• _The problem_: Filter the entries below, keeping every line that has the word "this".

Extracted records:
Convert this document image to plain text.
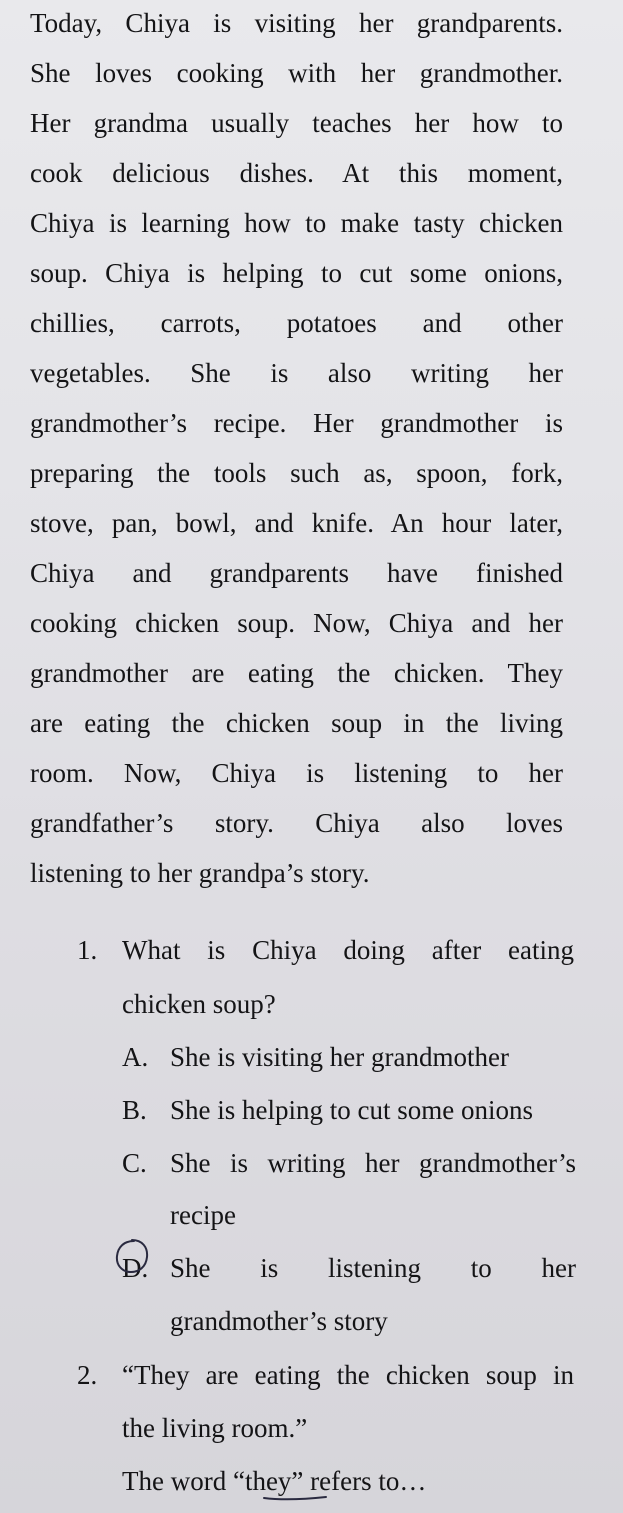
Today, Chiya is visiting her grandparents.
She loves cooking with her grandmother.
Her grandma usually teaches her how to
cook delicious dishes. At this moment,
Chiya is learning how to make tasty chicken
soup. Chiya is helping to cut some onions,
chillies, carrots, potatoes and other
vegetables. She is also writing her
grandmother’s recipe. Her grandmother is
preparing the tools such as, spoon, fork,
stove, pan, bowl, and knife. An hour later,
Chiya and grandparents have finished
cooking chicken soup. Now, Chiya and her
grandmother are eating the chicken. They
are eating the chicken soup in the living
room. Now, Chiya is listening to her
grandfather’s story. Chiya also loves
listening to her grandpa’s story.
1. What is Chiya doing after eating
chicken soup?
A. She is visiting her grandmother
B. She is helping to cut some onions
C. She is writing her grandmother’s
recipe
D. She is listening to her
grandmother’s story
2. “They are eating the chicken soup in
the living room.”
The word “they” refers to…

• _Response_:
Convert this document image to plain text.
cook delicious dishes. At this moment,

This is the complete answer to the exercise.